Given request:
Transcribe every record that appears below, exactly and in full.

Material for this exercise:
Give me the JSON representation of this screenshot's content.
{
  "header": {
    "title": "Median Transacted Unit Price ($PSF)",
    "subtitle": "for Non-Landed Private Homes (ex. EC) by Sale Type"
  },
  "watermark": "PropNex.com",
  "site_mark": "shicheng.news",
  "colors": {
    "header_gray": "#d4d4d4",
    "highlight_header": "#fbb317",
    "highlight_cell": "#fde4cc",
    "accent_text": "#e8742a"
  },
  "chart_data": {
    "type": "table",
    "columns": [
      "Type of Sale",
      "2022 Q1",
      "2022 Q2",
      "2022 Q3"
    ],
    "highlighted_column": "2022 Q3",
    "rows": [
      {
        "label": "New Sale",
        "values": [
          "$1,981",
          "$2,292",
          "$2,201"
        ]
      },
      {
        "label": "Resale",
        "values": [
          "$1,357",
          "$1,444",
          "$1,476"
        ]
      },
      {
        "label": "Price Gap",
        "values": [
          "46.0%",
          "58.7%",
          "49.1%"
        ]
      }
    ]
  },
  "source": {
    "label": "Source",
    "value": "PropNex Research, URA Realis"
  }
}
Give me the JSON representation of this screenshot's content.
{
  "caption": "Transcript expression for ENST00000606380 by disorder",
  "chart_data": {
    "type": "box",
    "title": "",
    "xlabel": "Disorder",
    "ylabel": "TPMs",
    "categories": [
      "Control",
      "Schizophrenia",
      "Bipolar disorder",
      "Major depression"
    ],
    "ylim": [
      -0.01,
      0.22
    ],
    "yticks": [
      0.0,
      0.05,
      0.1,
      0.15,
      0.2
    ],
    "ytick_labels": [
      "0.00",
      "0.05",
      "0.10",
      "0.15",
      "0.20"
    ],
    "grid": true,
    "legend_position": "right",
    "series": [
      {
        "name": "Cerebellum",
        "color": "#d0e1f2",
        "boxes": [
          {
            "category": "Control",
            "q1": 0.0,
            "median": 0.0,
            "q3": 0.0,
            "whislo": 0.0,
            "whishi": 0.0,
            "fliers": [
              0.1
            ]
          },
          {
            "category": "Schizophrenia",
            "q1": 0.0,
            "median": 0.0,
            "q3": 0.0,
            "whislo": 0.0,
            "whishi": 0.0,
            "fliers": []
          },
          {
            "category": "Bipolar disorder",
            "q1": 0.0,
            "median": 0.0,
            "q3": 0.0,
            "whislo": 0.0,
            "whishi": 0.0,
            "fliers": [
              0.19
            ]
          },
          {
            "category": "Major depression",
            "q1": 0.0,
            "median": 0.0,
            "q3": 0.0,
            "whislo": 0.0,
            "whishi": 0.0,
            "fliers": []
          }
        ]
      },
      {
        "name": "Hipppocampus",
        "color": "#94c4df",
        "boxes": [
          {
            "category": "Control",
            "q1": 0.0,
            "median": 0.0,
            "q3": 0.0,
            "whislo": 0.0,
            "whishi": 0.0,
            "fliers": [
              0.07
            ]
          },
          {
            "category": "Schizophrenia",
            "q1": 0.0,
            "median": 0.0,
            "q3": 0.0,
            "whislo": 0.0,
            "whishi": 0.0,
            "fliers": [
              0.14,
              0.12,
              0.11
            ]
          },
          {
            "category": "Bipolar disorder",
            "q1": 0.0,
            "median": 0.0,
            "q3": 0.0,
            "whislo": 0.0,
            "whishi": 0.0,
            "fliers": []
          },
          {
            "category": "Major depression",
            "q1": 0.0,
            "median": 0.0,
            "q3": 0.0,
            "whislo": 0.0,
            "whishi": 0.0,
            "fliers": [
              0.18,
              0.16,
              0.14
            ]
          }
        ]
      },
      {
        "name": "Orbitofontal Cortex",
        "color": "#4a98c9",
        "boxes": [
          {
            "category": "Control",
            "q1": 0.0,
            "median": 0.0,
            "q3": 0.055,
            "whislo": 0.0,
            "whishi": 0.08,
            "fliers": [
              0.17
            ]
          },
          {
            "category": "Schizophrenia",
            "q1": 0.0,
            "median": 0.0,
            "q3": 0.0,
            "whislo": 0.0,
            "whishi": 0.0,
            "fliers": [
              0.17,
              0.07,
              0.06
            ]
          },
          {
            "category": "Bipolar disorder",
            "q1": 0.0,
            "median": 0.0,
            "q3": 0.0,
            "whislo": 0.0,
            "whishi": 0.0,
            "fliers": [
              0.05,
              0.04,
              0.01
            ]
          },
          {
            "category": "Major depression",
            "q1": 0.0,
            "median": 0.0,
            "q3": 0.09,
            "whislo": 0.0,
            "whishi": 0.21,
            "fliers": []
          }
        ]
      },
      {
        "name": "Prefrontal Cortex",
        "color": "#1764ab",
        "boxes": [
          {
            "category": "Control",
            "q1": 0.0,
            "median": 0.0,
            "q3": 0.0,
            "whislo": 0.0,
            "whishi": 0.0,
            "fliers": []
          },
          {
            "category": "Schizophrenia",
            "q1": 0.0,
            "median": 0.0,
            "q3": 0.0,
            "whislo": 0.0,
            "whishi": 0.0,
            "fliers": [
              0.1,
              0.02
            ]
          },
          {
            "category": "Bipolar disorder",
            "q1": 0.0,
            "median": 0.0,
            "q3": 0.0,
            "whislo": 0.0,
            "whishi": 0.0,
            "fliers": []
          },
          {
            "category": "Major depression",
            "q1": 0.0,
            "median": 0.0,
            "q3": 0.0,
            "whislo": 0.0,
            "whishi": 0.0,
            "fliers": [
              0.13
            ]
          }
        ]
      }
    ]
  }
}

Problem solution:
Give me the JSON representation of this screenshot's content.
{
  "header": {
    "title": "Median Transacted Unit Price ($PSF)",
    "subtitle": "for Non-Landed Private Homes (ex. EC) by Sale Type"
  },
  "watermark": "PropNex.com",
  "site_mark": "shicheng.news",
  "colors": {
    "header_gray": "#d4d4d4",
    "highlight_header": "#fbb317",
    "highlight_cell": "#fde4cc",
    "accent_text": "#e8742a"
  },
  "chart_data": {
    "type": "table",
    "columns": [
      "Type of Sale",
      "2022 Q1",
      "2022 Q2",
      "2022 Q3"
    ],
    "highlighted_column": "2022 Q3",
    "rows": [
      {
        "label": "New Sale",
        "values": [
          "$1,981",
          "$2,292",
          "$2,201"
        ]
      },
      {
        "label": "Resale",
        "values": [
          "$1,357",
          "$1,444",
          "$1,476"
        ]
      },
      {
        "label": "Price Gap",
        "values": [
          "46.0%",
          "58.7%",
          "49.1%"
        ]
      }
    ]
  },
  "source": {
    "label": "Source",
    "value": "PropNex Research, URA Realis"
  }
}
Give me the JSON representation of this screenshot's content.
{
  "caption": "Transcript expression for ENST00000606380 by disorder",
  "chart_data": {
    "type": "box",
    "title": "",
    "xlabel": "Disorder",
    "ylabel": "TPMs",
    "categories": [
      "Control",
      "Schizophrenia",
      "Bipolar disorder",
      "Major depression"
    ],
    "ylim": [
      -0.01,
      0.22
    ],
    "yticks": [
      0.0,
      0.05,
      0.1,
      0.15,
      0.2
    ],
    "ytick_labels": [
      "0.00",
      "0.05",
      "0.10",
      "0.15",
      "0.20"
    ],
    "grid": true,
    "legend_position": "right",
    "series": [
      {
        "name": "Cerebellum",
        "color": "#d0e1f2",
        "boxes": [
          {
            "category": "Control",
            "q1": 0.0,
            "median": 0.0,
            "q3": 0.0,
            "whislo": 0.0,
            "whishi": 0.0,
            "fliers": [
              0.1
            ]
          },
          {
            "category": "Schizophrenia",
            "q1": 0.0,
            "median": 0.0,
            "q3": 0.0,
            "whislo": 0.0,
            "whishi": 0.0,
            "fliers": []
          },
          {
            "category": "Bipolar disorder",
            "q1": 0.0,
            "median": 0.0,
            "q3": 0.0,
            "whislo": 0.0,
            "whishi": 0.0,
            "fliers": [
              0.19
            ]
          },
          {
            "category": "Major depression",
            "q1": 0.0,
            "median": 0.0,
            "q3": 0.0,
            "whislo": 0.0,
            "whishi": 0.0,
            "fliers": []
          }
        ]
      },
      {
        "name": "Hipppocampus",
        "color": "#94c4df",
        "boxes": [
          {
            "category": "Control",
            "q1": 0.0,
            "median": 0.0,
            "q3": 0.0,
            "whislo": 0.0,
            "whishi": 0.0,
            "fliers": [
              0.07
            ]
          },
          {
            "category": "Schizophrenia",
            "q1": 0.0,
            "median": 0.0,
            "q3": 0.0,
            "whislo": 0.0,
            "whishi": 0.0,
            "fliers": [
              0.14,
              0.12,
              0.11
            ]
          },
          {
            "category": "Bipolar disorder",
            "q1": 0.0,
            "median": 0.0,
            "q3": 0.0,
            "whislo": 0.0,
            "whishi": 0.0,
            "fliers": []
          },
          {
            "category": "Major depression",
            "q1": 0.0,
            "median": 0.0,
            "q3": 0.0,
            "whislo": 0.0,
            "whishi": 0.0,
            "fliers": [
              0.18,
              0.16,
              0.14
            ]
          }
        ]
      },
      {
        "name": "Orbitofontal Cortex",
        "color": "#4a98c9",
        "boxes": [
          {
            "category": "Control",
            "q1": 0.0,
            "median": 0.0,
            "q3": 0.055,
            "whislo": 0.0,
            "whishi": 0.08,
            "fliers": [
              0.17
            ]
          },
          {
            "category": "Schizophrenia",
            "q1": 0.0,
            "median": 0.0,
            "q3": 0.0,
            "whislo": 0.0,
            "whishi": 0.0,
            "fliers": [
              0.17,
              0.07,
              0.06
            ]
          },
          {
            "category": "Bipolar disorder",
            "q1": 0.0,
            "median": 0.0,
            "q3": 0.0,
            "whislo": 0.0,
            "whishi": 0.0,
            "fliers": [
              0.05,
              0.04,
              0.01
            ]
          },
          {
            "category": "Major depression",
            "q1": 0.0,
            "median": 0.0,
            "q3": 0.09,
            "whislo": 0.0,
            "whishi": 0.21,
            "fliers": []
          }
        ]
      },
      {
        "name": "Prefrontal Cortex",
        "color": "#1764ab",
        "boxes": [
          {
            "category": "Control",
            "q1": 0.0,
            "median": 0.0,
            "q3": 0.0,
            "whislo": 0.0,
            "whishi": 0.0,
            "fliers": []
          },
          {
            "category": "Schizophrenia",
            "q1": 0.0,
            "median": 0.0,
            "q3": 0.0,
            "whislo": 0.0,
            "whishi": 0.0,
            "fliers": [
              0.1,
              0.02
            ]
          },
          {
            "category": "Bipolar disorder",
            "q1": 0.0,
            "median": 0.0,
            "q3": 0.0,
            "whislo": 0.0,
            "whishi": 0.0,
            "fliers": []
          },
          {
            "category": "Major depression",
            "q1": 0.0,
            "median": 0.0,
            "q3": 0.0,
            "whislo": 0.0,
            "whishi": 0.0,
            "fliers": [
              0.13
            ]
          }
        ]
      }
    ]
  }
}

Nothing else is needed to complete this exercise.